◆ Work to do ◆
Write out the records again, exactly, leaving none out.

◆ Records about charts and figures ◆
[Begin]

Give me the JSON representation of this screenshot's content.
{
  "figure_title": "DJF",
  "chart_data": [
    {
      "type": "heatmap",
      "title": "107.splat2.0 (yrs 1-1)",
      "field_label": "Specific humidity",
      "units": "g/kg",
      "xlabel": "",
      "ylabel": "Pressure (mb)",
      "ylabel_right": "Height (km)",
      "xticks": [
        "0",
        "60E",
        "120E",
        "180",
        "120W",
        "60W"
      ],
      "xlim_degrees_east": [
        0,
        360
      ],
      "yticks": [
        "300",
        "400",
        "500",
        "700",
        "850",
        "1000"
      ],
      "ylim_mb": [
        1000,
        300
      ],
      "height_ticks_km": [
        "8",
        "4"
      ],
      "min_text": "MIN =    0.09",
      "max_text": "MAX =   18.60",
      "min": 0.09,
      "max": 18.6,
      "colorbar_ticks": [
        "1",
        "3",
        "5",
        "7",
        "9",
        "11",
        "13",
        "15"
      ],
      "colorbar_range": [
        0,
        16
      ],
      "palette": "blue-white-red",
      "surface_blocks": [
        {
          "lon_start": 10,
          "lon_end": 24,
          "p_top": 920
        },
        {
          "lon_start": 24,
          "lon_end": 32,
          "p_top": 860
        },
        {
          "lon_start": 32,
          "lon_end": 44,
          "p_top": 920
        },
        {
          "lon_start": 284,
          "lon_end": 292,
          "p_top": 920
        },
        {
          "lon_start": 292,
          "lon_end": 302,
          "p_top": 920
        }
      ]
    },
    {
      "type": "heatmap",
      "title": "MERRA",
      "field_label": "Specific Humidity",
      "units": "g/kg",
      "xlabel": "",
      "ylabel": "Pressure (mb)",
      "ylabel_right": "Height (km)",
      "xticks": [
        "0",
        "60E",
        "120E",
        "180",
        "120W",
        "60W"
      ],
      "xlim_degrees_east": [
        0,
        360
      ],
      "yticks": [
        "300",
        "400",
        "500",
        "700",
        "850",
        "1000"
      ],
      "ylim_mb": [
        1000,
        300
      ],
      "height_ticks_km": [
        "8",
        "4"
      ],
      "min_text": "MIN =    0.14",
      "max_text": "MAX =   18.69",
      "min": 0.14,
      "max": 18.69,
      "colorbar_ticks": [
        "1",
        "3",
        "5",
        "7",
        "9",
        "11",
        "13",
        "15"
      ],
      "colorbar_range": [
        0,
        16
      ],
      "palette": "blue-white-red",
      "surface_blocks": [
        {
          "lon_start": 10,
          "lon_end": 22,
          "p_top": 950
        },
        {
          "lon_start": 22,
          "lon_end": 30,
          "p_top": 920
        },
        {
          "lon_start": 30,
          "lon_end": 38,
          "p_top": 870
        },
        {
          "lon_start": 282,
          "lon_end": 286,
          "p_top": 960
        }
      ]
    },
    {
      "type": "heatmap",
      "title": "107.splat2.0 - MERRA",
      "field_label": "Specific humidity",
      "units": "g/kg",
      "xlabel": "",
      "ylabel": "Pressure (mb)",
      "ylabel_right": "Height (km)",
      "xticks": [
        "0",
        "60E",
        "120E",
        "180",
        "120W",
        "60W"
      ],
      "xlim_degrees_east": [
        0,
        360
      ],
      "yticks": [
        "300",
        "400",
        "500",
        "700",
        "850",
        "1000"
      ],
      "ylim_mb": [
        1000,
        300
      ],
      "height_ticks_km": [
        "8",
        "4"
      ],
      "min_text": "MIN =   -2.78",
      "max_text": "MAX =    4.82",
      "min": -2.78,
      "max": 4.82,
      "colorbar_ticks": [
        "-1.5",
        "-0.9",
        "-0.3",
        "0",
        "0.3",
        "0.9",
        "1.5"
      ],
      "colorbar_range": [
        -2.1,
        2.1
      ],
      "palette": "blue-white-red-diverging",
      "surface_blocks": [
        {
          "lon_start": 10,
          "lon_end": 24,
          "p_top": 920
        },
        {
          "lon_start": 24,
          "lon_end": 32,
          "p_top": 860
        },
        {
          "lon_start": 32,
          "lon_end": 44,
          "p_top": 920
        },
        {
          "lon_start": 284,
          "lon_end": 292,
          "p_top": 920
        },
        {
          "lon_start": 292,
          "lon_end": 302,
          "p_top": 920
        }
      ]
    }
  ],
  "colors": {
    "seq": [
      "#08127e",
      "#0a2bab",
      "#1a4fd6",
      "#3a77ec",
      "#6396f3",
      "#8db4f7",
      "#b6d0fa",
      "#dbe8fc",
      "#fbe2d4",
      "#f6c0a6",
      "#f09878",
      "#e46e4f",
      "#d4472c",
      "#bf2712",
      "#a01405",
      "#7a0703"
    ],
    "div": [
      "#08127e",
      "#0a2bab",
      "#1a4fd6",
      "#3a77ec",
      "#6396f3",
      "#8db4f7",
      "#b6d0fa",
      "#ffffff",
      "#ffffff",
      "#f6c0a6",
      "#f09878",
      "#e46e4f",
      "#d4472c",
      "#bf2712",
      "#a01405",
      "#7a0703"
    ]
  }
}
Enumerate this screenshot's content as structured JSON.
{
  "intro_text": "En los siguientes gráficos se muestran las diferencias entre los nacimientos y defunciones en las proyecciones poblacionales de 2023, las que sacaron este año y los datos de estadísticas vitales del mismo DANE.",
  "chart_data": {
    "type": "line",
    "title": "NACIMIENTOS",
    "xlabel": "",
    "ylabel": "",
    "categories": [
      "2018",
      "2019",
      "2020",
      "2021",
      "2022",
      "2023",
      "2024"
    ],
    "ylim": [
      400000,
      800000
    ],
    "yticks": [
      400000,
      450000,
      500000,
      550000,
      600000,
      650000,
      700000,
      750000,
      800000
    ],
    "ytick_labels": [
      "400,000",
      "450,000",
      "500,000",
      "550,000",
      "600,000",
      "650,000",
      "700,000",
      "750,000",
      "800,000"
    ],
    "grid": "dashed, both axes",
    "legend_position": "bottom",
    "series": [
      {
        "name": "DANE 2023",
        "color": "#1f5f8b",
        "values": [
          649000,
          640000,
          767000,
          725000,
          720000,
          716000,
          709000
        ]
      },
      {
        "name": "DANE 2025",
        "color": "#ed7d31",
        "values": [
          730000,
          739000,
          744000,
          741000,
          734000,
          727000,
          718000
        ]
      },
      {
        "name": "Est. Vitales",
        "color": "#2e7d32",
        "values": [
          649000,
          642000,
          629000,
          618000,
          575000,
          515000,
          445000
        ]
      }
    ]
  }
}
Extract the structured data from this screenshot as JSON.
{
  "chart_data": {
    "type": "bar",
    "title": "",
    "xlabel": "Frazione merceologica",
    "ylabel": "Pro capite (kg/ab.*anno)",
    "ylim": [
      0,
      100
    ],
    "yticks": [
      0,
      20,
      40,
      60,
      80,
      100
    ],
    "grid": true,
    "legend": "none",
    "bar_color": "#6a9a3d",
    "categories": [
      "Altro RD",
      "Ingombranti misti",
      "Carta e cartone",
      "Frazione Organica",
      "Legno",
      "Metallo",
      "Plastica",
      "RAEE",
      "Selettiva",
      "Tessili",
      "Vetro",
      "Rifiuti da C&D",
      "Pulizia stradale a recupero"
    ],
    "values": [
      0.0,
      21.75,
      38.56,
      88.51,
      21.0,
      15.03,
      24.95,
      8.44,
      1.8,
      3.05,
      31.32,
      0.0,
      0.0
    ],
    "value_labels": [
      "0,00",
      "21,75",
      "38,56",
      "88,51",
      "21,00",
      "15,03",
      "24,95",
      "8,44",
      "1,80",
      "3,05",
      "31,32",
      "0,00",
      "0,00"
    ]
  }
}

[End]

◆ Solution below ◆
Give me the JSON representation of this screenshot's content.
{
  "figure_title": "DJF",
  "chart_data": [
    {
      "type": "heatmap",
      "title": "107.splat2.0 (yrs 1-1)",
      "field_label": "Specific humidity",
      "units": "g/kg",
      "xlabel": "",
      "ylabel": "Pressure (mb)",
      "ylabel_right": "Height (km)",
      "xticks": [
        "0",
        "60E",
        "120E",
        "180",
        "120W",
        "60W"
      ],
      "xlim_degrees_east": [
        0,
        360
      ],
      "yticks": [
        "300",
        "400",
        "500",
        "700",
        "850",
        "1000"
      ],
      "ylim_mb": [
        1000,
        300
      ],
      "height_ticks_km": [
        "8",
        "4"
      ],
      "min_text": "MIN =    0.09",
      "max_text": "MAX =   18.60",
      "min": 0.09,
      "max": 18.6,
      "colorbar_ticks": [
        "1",
        "3",
        "5",
        "7",
        "9",
        "11",
        "13",
        "15"
      ],
      "colorbar_range": [
        0,
        16
      ],
      "palette": "blue-white-red",
      "surface_blocks": [
        {
          "lon_start": 10,
          "lon_end": 24,
          "p_top": 920
        },
        {
          "lon_start": 24,
          "lon_end": 32,
          "p_top": 860
        },
        {
          "lon_start": 32,
          "lon_end": 44,
          "p_top": 920
        },
        {
          "lon_start": 284,
          "lon_end": 292,
          "p_top": 920
        },
        {
          "lon_start": 292,
          "lon_end": 302,
          "p_top": 920
        }
      ]
    },
    {
      "type": "heatmap",
      "title": "MERRA",
      "field_label": "Specific Humidity",
      "units": "g/kg",
      "xlabel": "",
      "ylabel": "Pressure (mb)",
      "ylabel_right": "Height (km)",
      "xticks": [
        "0",
        "60E",
        "120E",
        "180",
        "120W",
        "60W"
      ],
      "xlim_degrees_east": [
        0,
        360
      ],
      "yticks": [
        "300",
        "400",
        "500",
        "700",
        "850",
        "1000"
      ],
      "ylim_mb": [
        1000,
        300
      ],
      "height_ticks_km": [
        "8",
        "4"
      ],
      "min_text": "MIN =    0.14",
      "max_text": "MAX =   18.69",
      "min": 0.14,
      "max": 18.69,
      "colorbar_ticks": [
        "1",
        "3",
        "5",
        "7",
        "9",
        "11",
        "13",
        "15"
      ],
      "colorbar_range": [
        0,
        16
      ],
      "palette": "blue-white-red",
      "surface_blocks": [
        {
          "lon_start": 10,
          "lon_end": 22,
          "p_top": 950
        },
        {
          "lon_start": 22,
          "lon_end": 30,
          "p_top": 920
        },
        {
          "lon_start": 30,
          "lon_end": 38,
          "p_top": 870
        },
        {
          "lon_start": 282,
          "lon_end": 286,
          "p_top": 960
        }
      ]
    },
    {
      "type": "heatmap",
      "title": "107.splat2.0 - MERRA",
      "field_label": "Specific humidity",
      "units": "g/kg",
      "xlabel": "",
      "ylabel": "Pressure (mb)",
      "ylabel_right": "Height (km)",
      "xticks": [
        "0",
        "60E",
        "120E",
        "180",
        "120W",
        "60W"
      ],
      "xlim_degrees_east": [
        0,
        360
      ],
      "yticks": [
        "300",
        "400",
        "500",
        "700",
        "850",
        "1000"
      ],
      "ylim_mb": [
        1000,
        300
      ],
      "height_ticks_km": [
        "8",
        "4"
      ],
      "min_text": "MIN =   -2.78",
      "max_text": "MAX =    4.82",
      "min": -2.78,
      "max": 4.82,
      "colorbar_ticks": [
        "-1.5",
        "-0.9",
        "-0.3",
        "0",
        "0.3",
        "0.9",
        "1.5"
      ],
      "colorbar_range": [
        -2.1,
        2.1
      ],
      "palette": "blue-white-red-diverging",
      "surface_blocks": [
        {
          "lon_start": 10,
          "lon_end": 24,
          "p_top": 920
        },
        {
          "lon_start": 24,
          "lon_end": 32,
          "p_top": 860
        },
        {
          "lon_start": 32,
          "lon_end": 44,
          "p_top": 920
        },
        {
          "lon_start": 284,
          "lon_end": 292,
          "p_top": 920
        },
        {
          "lon_start": 292,
          "lon_end": 302,
          "p_top": 920
        }
      ]
    }
  ],
  "colors": {
    "seq": [
      "#08127e",
      "#0a2bab",
      "#1a4fd6",
      "#3a77ec",
      "#6396f3",
      "#8db4f7",
      "#b6d0fa",
      "#dbe8fc",
      "#fbe2d4",
      "#f6c0a6",
      "#f09878",
      "#e46e4f",
      "#d4472c",
      "#bf2712",
      "#a01405",
      "#7a0703"
    ],
    "div": [
      "#08127e",
      "#0a2bab",
      "#1a4fd6",
      "#3a77ec",
      "#6396f3",
      "#8db4f7",
      "#b6d0fa",
      "#ffffff",
      "#ffffff",
      "#f6c0a6",
      "#f09878",
      "#e46e4f",
      "#d4472c",
      "#bf2712",
      "#a01405",
      "#7a0703"
    ]
  }
}
Enumerate this screenshot's content as structured JSON.
{
  "intro_text": "En los siguientes gráficos se muestran las diferencias entre los nacimientos y defunciones en las proyecciones poblacionales de 2023, las que sacaron este año y los datos de estadísticas vitales del mismo DANE.",
  "chart_data": {
    "type": "line",
    "title": "NACIMIENTOS",
    "xlabel": "",
    "ylabel": "",
    "categories": [
      "2018",
      "2019",
      "2020",
      "2021",
      "2022",
      "2023",
      "2024"
    ],
    "ylim": [
      400000,
      800000
    ],
    "yticks": [
      400000,
      450000,
      500000,
      550000,
      600000,
      650000,
      700000,
      750000,
      800000
    ],
    "ytick_labels": [
      "400,000",
      "450,000",
      "500,000",
      "550,000",
      "600,000",
      "650,000",
      "700,000",
      "750,000",
      "800,000"
    ],
    "grid": "dashed, both axes",
    "legend_position": "bottom",
    "series": [
      {
        "name": "DANE 2023",
        "color": "#1f5f8b",
        "values": [
          649000,
          640000,
          767000,
          725000,
          720000,
          716000,
          709000
        ]
      },
      {
        "name": "DANE 2025",
        "color": "#ed7d31",
        "values": [
          730000,
          739000,
          744000,
          741000,
          734000,
          727000,
          718000
        ]
      },
      {
        "name": "Est. Vitales",
        "color": "#2e7d32",
        "values": [
          649000,
          642000,
          629000,
          618000,
          575000,
          515000,
          445000
        ]
      }
    ]
  }
}
Extract the structured data from this screenshot as JSON.
{
  "chart_data": {
    "type": "bar",
    "title": "",
    "xlabel": "Frazione merceologica",
    "ylabel": "Pro capite (kg/ab.*anno)",
    "ylim": [
      0,
      100
    ],
    "yticks": [
      0,
      20,
      40,
      60,
      80,
      100
    ],
    "grid": true,
    "legend": "none",
    "bar_color": "#6a9a3d",
    "categories": [
      "Altro RD",
      "Ingombranti misti",
      "Carta e cartone",
      "Frazione Organica",
      "Legno",
      "Metallo",
      "Plastica",
      "RAEE",
      "Selettiva",
      "Tessili",
      "Vetro",
      "Rifiuti da C&D",
      "Pulizia stradale a recupero"
    ],
    "values": [
      0.0,
      21.75,
      38.56,
      88.51,
      21.0,
      15.03,
      24.95,
      8.44,
      1.8,
      3.05,
      31.32,
      0.0,
      0.0
    ],
    "value_labels": [
      "0,00",
      "21,75",
      "38,56",
      "88,51",
      "21,00",
      "15,03",
      "24,95",
      "8,44",
      "1,80",
      "3,05",
      "31,32",
      "0,00",
      "0,00"
    ]
  }
}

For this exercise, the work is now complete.